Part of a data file
:::

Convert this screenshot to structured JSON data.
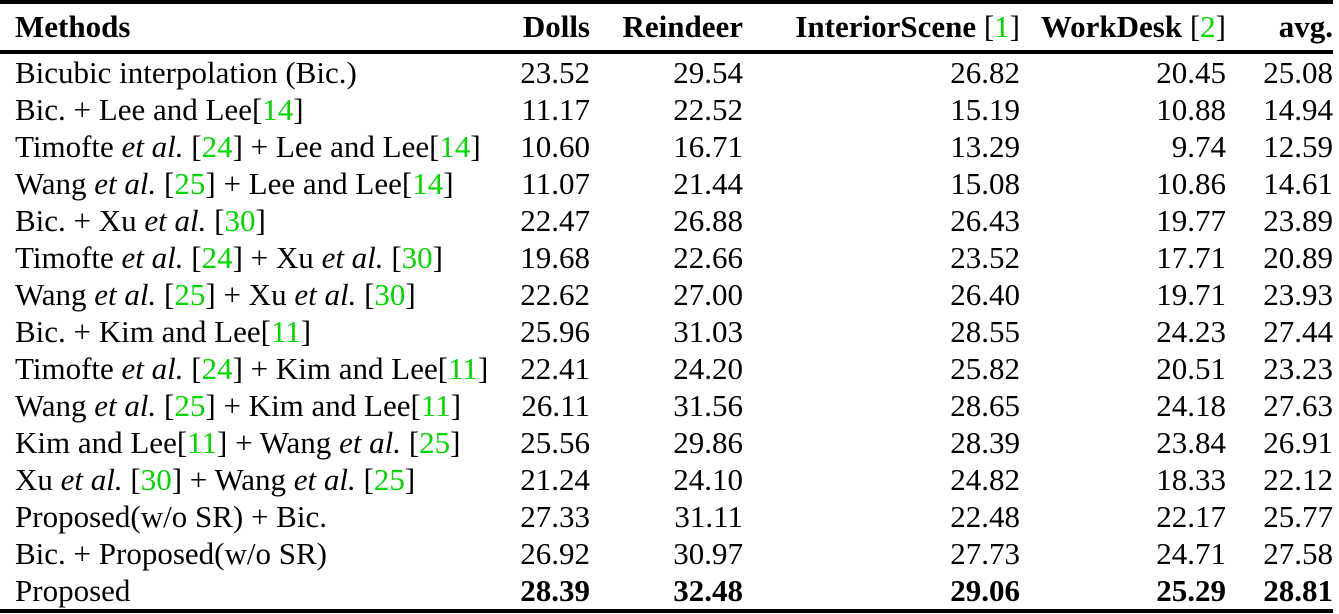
{
  "colors": {
    "citation": "#00d800",
    "text": "#000000",
    "rule": "#000000",
    "background": "#ffffff"
  },
  "table": {
    "columns": [
      {
        "key": "methods",
        "label": "Methods",
        "align": "left"
      },
      {
        "key": "dolls",
        "label": "Dolls",
        "align": "right"
      },
      {
        "key": "reindeer",
        "label": "Reindeer",
        "align": "right"
      },
      {
        "key": "interiorscene",
        "label": "InteriorScene",
        "cite": "1",
        "align": "right"
      },
      {
        "key": "workdesk",
        "label": "WorkDesk",
        "cite": "2",
        "align": "right"
      },
      {
        "key": "avg",
        "label": "avg.",
        "align": "right"
      }
    ],
    "rows": [
      {
        "method": [
          {
            "t": "Bicubic interpolation (Bic.)"
          }
        ],
        "values": [
          "23.52",
          "29.54",
          "26.82",
          "20.45",
          "25.08"
        ],
        "bold": false
      },
      {
        "method": [
          {
            "t": "Bic. + Lee and Lee["
          },
          {
            "c": "14"
          },
          {
            "t": "]"
          }
        ],
        "values": [
          "11.17",
          "22.52",
          "15.19",
          "10.88",
          "14.94"
        ],
        "bold": false
      },
      {
        "method": [
          {
            "t": "Timofte "
          },
          {
            "i": "et al."
          },
          {
            "t": " ["
          },
          {
            "c": "24"
          },
          {
            "t": "] + Lee and Lee["
          },
          {
            "c": "14"
          },
          {
            "t": "]"
          }
        ],
        "values": [
          "10.60",
          "16.71",
          "13.29",
          "9.74",
          "12.59"
        ],
        "bold": false
      },
      {
        "method": [
          {
            "t": "Wang "
          },
          {
            "i": "et al."
          },
          {
            "t": " ["
          },
          {
            "c": "25"
          },
          {
            "t": "] + Lee and Lee["
          },
          {
            "c": "14"
          },
          {
            "t": "]"
          }
        ],
        "values": [
          "11.07",
          "21.44",
          "15.08",
          "10.86",
          "14.61"
        ],
        "bold": false
      },
      {
        "method": [
          {
            "t": "Bic. + Xu "
          },
          {
            "i": "et al."
          },
          {
            "t": " ["
          },
          {
            "c": "30"
          },
          {
            "t": "]"
          }
        ],
        "values": [
          "22.47",
          "26.88",
          "26.43",
          "19.77",
          "23.89"
        ],
        "bold": false
      },
      {
        "method": [
          {
            "t": "Timofte "
          },
          {
            "i": "et al."
          },
          {
            "t": " ["
          },
          {
            "c": "24"
          },
          {
            "t": "] + Xu "
          },
          {
            "i": "et al."
          },
          {
            "t": " ["
          },
          {
            "c": "30"
          },
          {
            "t": "]"
          }
        ],
        "values": [
          "19.68",
          "22.66",
          "23.52",
          "17.71",
          "20.89"
        ],
        "bold": false
      },
      {
        "method": [
          {
            "t": "Wang "
          },
          {
            "i": "et al."
          },
          {
            "t": " ["
          },
          {
            "c": "25"
          },
          {
            "t": "] + Xu "
          },
          {
            "i": "et al."
          },
          {
            "t": " ["
          },
          {
            "c": "30"
          },
          {
            "t": "]"
          }
        ],
        "values": [
          "22.62",
          "27.00",
          "26.40",
          "19.71",
          "23.93"
        ],
        "bold": false
      },
      {
        "method": [
          {
            "t": "Bic. + Kim and Lee["
          },
          {
            "c": "11"
          },
          {
            "t": "]"
          }
        ],
        "values": [
          "25.96",
          "31.03",
          "28.55",
          "24.23",
          "27.44"
        ],
        "bold": false
      },
      {
        "method": [
          {
            "t": "Timofte "
          },
          {
            "i": "et al."
          },
          {
            "t": " ["
          },
          {
            "c": "24"
          },
          {
            "t": "] + Kim and Lee["
          },
          {
            "c": "11"
          },
          {
            "t": "]"
          }
        ],
        "values": [
          "22.41",
          "24.20",
          "25.82",
          "20.51",
          "23.23"
        ],
        "bold": false
      },
      {
        "method": [
          {
            "t": "Wang "
          },
          {
            "i": "et al."
          },
          {
            "t": " ["
          },
          {
            "c": "25"
          },
          {
            "t": "] + Kim and Lee["
          },
          {
            "c": "11"
          },
          {
            "t": "]"
          }
        ],
        "values": [
          "26.11",
          "31.56",
          "28.65",
          "24.18",
          "27.63"
        ],
        "bold": false
      },
      {
        "method": [
          {
            "t": "Kim and Lee["
          },
          {
            "c": "11"
          },
          {
            "t": "] + Wang "
          },
          {
            "i": "et al."
          },
          {
            "t": " ["
          },
          {
            "c": "25"
          },
          {
            "t": "]"
          }
        ],
        "values": [
          "25.56",
          "29.86",
          "28.39",
          "23.84",
          "26.91"
        ],
        "bold": false
      },
      {
        "method": [
          {
            "t": "Xu "
          },
          {
            "i": "et al."
          },
          {
            "t": " ["
          },
          {
            "c": "30"
          },
          {
            "t": "] + Wang "
          },
          {
            "i": "et al."
          },
          {
            "t": " ["
          },
          {
            "c": "25"
          },
          {
            "t": "]"
          }
        ],
        "values": [
          "21.24",
          "24.10",
          "24.82",
          "18.33",
          "22.12"
        ],
        "bold": false
      },
      {
        "method": [
          {
            "t": "Proposed(w/o SR) + Bic."
          }
        ],
        "values": [
          "27.33",
          "31.11",
          "22.48",
          "22.17",
          "25.77"
        ],
        "bold": false
      },
      {
        "method": [
          {
            "t": "Bic. + Proposed(w/o SR)"
          }
        ],
        "values": [
          "26.92",
          "30.97",
          "27.73",
          "24.71",
          "27.58"
        ],
        "bold": false
      },
      {
        "method": [
          {
            "t": "Proposed"
          }
        ],
        "values": [
          "28.39",
          "32.48",
          "29.06",
          "25.29",
          "28.81"
        ],
        "bold": true
      }
    ]
  }
}
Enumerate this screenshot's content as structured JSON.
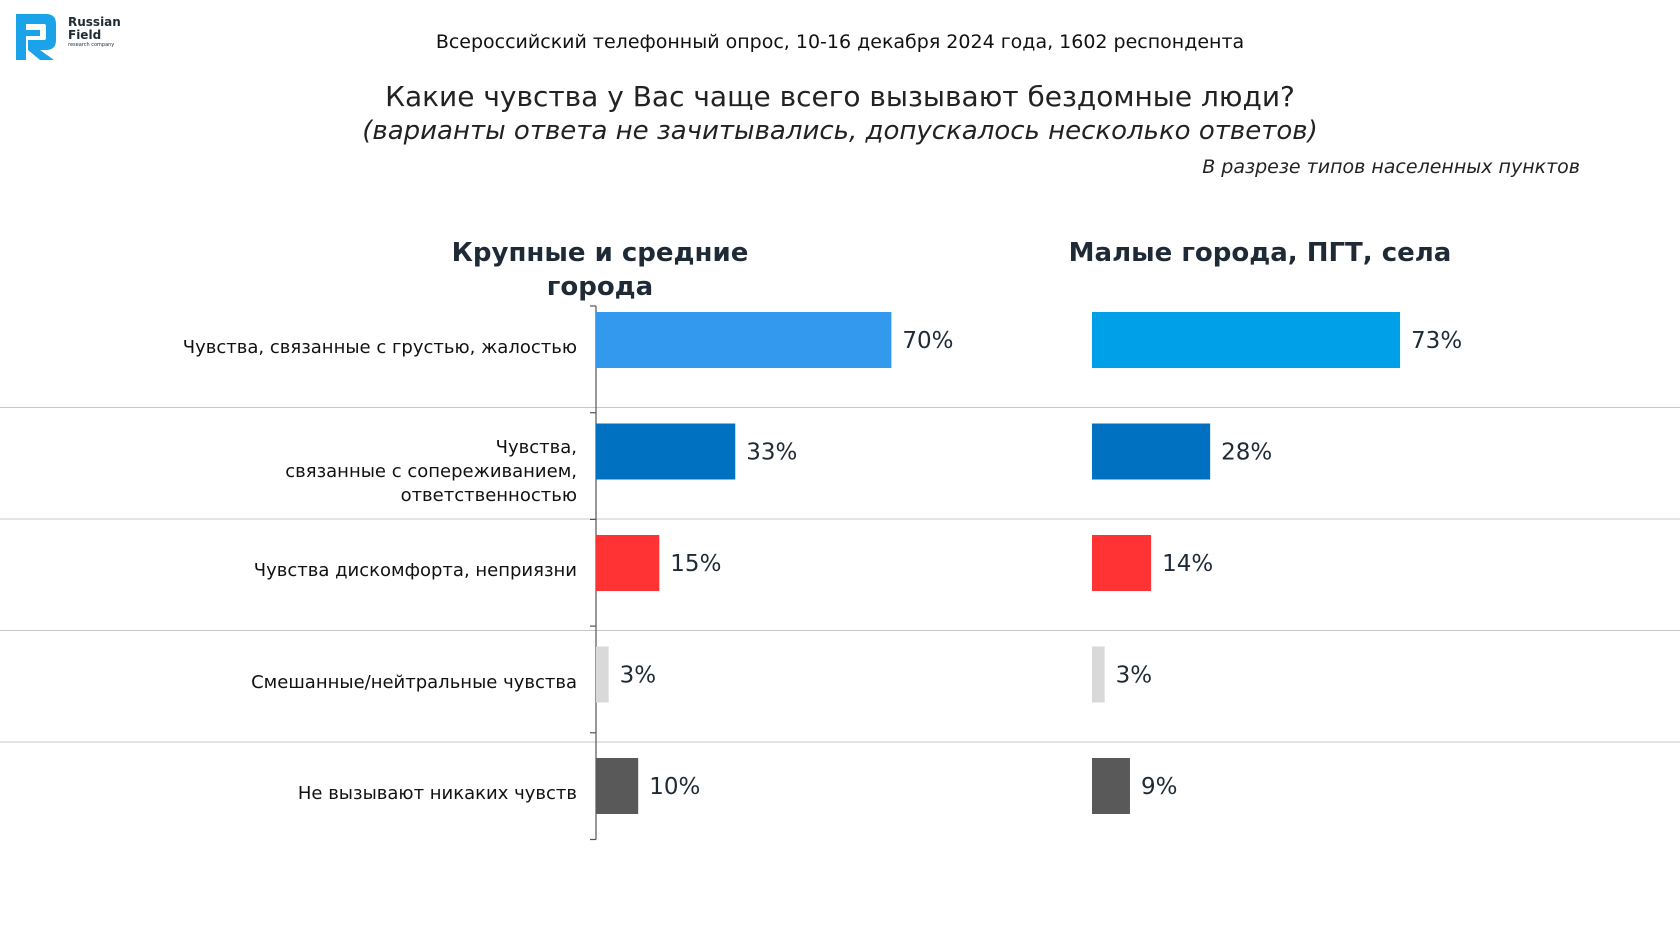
{
  "logo": {
    "name_line1": "Russian",
    "name_line2": "Field",
    "tagline": "research company",
    "color": "#1aa3e8"
  },
  "header": {
    "survey": "Всероссийский телефонный опрос, 10-16 декабря 2024 года, 1602 респондента",
    "question": "Какие чувства у Вас чаще всего вызывают бездомные люди?",
    "note": "(варианты ответа не зачитывались, допускалось несколько ответов)",
    "breakdown": "В разрезе типов населенных пунктов"
  },
  "chart_data": {
    "type": "bar",
    "orientation": "horizontal",
    "categories": [
      "Чувства, связанные с грустью, жалостью",
      "Чувства, связанные с сопереживанием, ответственностью",
      "Чувства дискомфорта, неприязни",
      "Смешанные/нейтральные чувства",
      "Не вызывают никаких чувств"
    ],
    "series": [
      {
        "name": "Крупные и средние города",
        "values": [
          70,
          33,
          15,
          3,
          10
        ],
        "value_labels": [
          "70%",
          "33%",
          "15%",
          "3%",
          "10%"
        ],
        "colors": [
          "#3399ee",
          "#0070c0",
          "#ff3333",
          "#d9d9d9",
          "#595959"
        ]
      },
      {
        "name": "Малые города, ПГТ, села",
        "values": [
          73,
          28,
          14,
          3,
          9
        ],
        "value_labels": [
          "73%",
          "28%",
          "14%",
          "3%",
          "9%"
        ],
        "colors": [
          "#00a0e9",
          "#0070c0",
          "#ff3333",
          "#d9d9d9",
          "#595959"
        ]
      }
    ],
    "unit": "%",
    "xlim": [
      0,
      100
    ],
    "grid": false,
    "legend": "none"
  }
}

:::

→ Aim: Leave out the pictures and give the rest of the records again exactly.

→ The completed task:
Convert this screenshot to structured JSON data.
{
  "colors": {
    "citation": "#00d800",
    "text": "#000000",
    "rule": "#000000",
    "background": "#ffffff"
  },
  "table": {
    "columns": [
      {
        "key": "methods",
        "label": "Methods",
        "align": "left"
      },
      {
        "key": "dolls",
        "label": "Dolls",
        "align": "right"
      },
      {
        "key": "reindeer",
        "label": "Reindeer",
        "align": "right"
      },
      {
        "key": "interiorscene",
        "label": "InteriorScene",
        "cite": "1",
        "align": "right"
      },
      {
        "key": "workdesk",
        "label": "WorkDesk",
        "cite": "2",
        "align": "right"
      },
      {
        "key": "avg",
        "label": "avg.",
        "align": "right"
      }
    ],
    "rows": [
      {
        "method": [
          {
            "t": "Bicubic interpolation (Bic.)"
          }
        ],
        "values": [
          "23.52",
          "29.54",
          "26.82",
          "20.45",
          "25.08"
        ],
        "bold": false
      },
      {
        "method": [
          {
            "t": "Bic. + Lee and Lee["
          },
          {
            "c": "14"
          },
          {
            "t": "]"
          }
        ],
        "values": [
          "11.17",
          "22.52",
          "15.19",
          "10.88",
          "14.94"
        ],
        "bold": false
      },
      {
        "method": [
          {
            "t": "Timofte "
          },
          {
            "i": "et al."
          },
          {
            "t": " ["
          },
          {
            "c": "24"
          },
          {
            "t": "] + Lee and Lee["
          },
          {
            "c": "14"
          },
          {
            "t": "]"
          }
        ],
        "values": [
          "10.60",
          "16.71",
          "13.29",
          "9.74",
          "12.59"
        ],
        "bold": false
      },
      {
        "method": [
          {
            "t": "Wang "
          },
          {
            "i": "et al."
          },
          {
            "t": " ["
          },
          {
            "c": "25"
          },
          {
            "t": "] + Lee and Lee["
          },
          {
            "c": "14"
          },
          {
            "t": "]"
          }
        ],
        "values": [
          "11.07",
          "21.44",
          "15.08",
          "10.86",
          "14.61"
        ],
        "bold": false
      },
      {
        "method": [
          {
            "t": "Bic. + Xu "
          },
          {
            "i": "et al."
          },
          {
            "t": " ["
          },
          {
            "c": "30"
          },
          {
            "t": "]"
          }
        ],
        "values": [
          "22.47",
          "26.88",
          "26.43",
          "19.77",
          "23.89"
        ],
        "bold": false
      },
      {
        "method": [
          {
            "t": "Timofte "
          },
          {
            "i": "et al."
          },
          {
            "t": " ["
          },
          {
            "c": "24"
          },
          {
            "t": "] + Xu "
          },
          {
            "i": "et al."
          },
          {
            "t": " ["
          },
          {
            "c": "30"
          },
          {
            "t": "]"
          }
        ],
        "values": [
          "19.68",
          "22.66",
          "23.52",
          "17.71",
          "20.89"
        ],
        "bold": false
      },
      {
        "method": [
          {
            "t": "Wang "
          },
          {
            "i": "et al."
          },
          {
            "t": " ["
          },
          {
            "c": "25"
          },
          {
            "t": "] + Xu "
          },
          {
            "i": "et al."
          },
          {
            "t": " ["
          },
          {
            "c": "30"
          },
          {
            "t": "]"
          }
        ],
        "values": [
          "22.62",
          "27.00",
          "26.40",
          "19.71",
          "23.93"
        ],
        "bold": false
      },
      {
        "method": [
          {
            "t": "Bic. + Kim and Lee["
          },
          {
            "c": "11"
          },
          {
            "t": "]"
          }
        ],
        "values": [
          "25.96",
          "31.03",
          "28.55",
          "24.23",
          "27.44"
        ],
        "bold": false
      },
      {
        "method": [
          {
            "t": "Timofte "
          },
          {
            "i": "et al."
          },
          {
            "t": " ["
          },
          {
            "c": "24"
          },
          {
            "t": "] + Kim and Lee["
          },
          {
            "c": "11"
          },
          {
            "t": "]"
          }
        ],
        "values": [
          "22.41",
          "24.20",
          "25.82",
          "20.51",
          "23.23"
        ],
        "bold": false
      },
      {
        "method": [
          {
            "t": "Wang "
          },
          {
            "i": "et al."
          },
          {
            "t": " ["
          },
          {
            "c": "25"
          },
          {
            "t": "] + Kim and Lee["
          },
          {
            "c": "11"
          },
          {
            "t": "]"
          }
        ],
        "values": [
          "26.11",
          "31.56",
          "28.65",
          "24.18",
          "27.63"
        ],
        "bold": false
      },
      {
        "method": [
          {
            "t": "Kim and Lee["
          },
          {
            "c": "11"
          },
          {
            "t": "] + Wang "
          },
          {
            "i": "et al."
          },
          {
            "t": " ["
          },
          {
            "c": "25"
          },
          {
            "t": "]"
          }
        ],
        "values": [
          "25.56",
          "29.86",
          "28.39",
          "23.84",
          "26.91"
        ],
        "bold": false
      },
      {
        "method": [
          {
            "t": "Xu "
          },
          {
            "i": "et al."
          },
          {
            "t": " ["
          },
          {
            "c": "30"
          },
          {
            "t": "] + Wang "
          },
          {
            "i": "et al."
          },
          {
            "t": " ["
          },
          {
            "c": "25"
          },
          {
            "t": "]"
          }
        ],
        "values": [
          "21.24",
          "24.10",
          "24.82",
          "18.33",
          "22.12"
        ],
        "bold": false
      },
      {
        "method": [
          {
            "t": "Proposed(w/o SR) + Bic."
          }
        ],
        "values": [
          "27.33",
          "31.11",
          "22.48",
          "22.17",
          "25.77"
        ],
        "bold": false
      },
      {
        "method": [
          {
            "t": "Bic. + Proposed(w/o SR)"
          }
        ],
        "values": [
          "26.92",
          "30.97",
          "27.73",
          "24.71",
          "27.58"
        ],
        "bold": false
      },
      {
        "method": [
          {
            "t": "Proposed"
          }
        ],
        "values": [
          "28.39",
          "32.48",
          "29.06",
          "25.29",
          "28.81"
        ],
        "bold": true
      }
    ]
  }
}
Enumerate this screenshot's content as structured JSON.
{
  "logo": {
    "name_line1": "Russian",
    "name_line2": "Field",
    "tagline": "research company",
    "color": "#1aa3e8"
  },
  "header": {
    "survey": "Всероссийский телефонный опрос, 10-16 декабря 2024 года, 1602 респондента",
    "question": "Какие чувства у Вас чаще всего вызывают бездомные люди?",
    "note": "(варианты ответа не зачитывались, допускалось несколько ответов)",
    "breakdown": "В разрезе типов населенных пунктов"
  },
  "chart_data": {
    "type": "bar",
    "orientation": "horizontal",
    "categories": [
      "Чувства, связанные с грустью, жалостью",
      "Чувства, связанные с сопереживанием, ответственностью",
      "Чувства дискомфорта, неприязни",
      "Смешанные/нейтральные чувства",
      "Не вызывают никаких чувств"
    ],
    "series": [
      {
        "name": "Крупные и средние города",
        "values": [
          70,
          33,
          15,
          3,
          10
        ],
        "value_labels": [
          "70%",
          "33%",
          "15%",
          "3%",
          "10%"
        ],
        "colors": [
          "#3399ee",
          "#0070c0",
          "#ff3333",
          "#d9d9d9",
          "#595959"
        ]
      },
      {
        "name": "Малые города, ПГТ, села",
        "values": [
          73,
          28,
          14,
          3,
          9
        ],
        "value_labels": [
          "73%",
          "28%",
          "14%",
          "3%",
          "9%"
        ],
        "colors": [
          "#00a0e9",
          "#0070c0",
          "#ff3333",
          "#d9d9d9",
          "#595959"
        ]
      }
    ],
    "unit": "%",
    "xlim": [
      0,
      100
    ],
    "grid": false,
    "legend": "none"
  }
}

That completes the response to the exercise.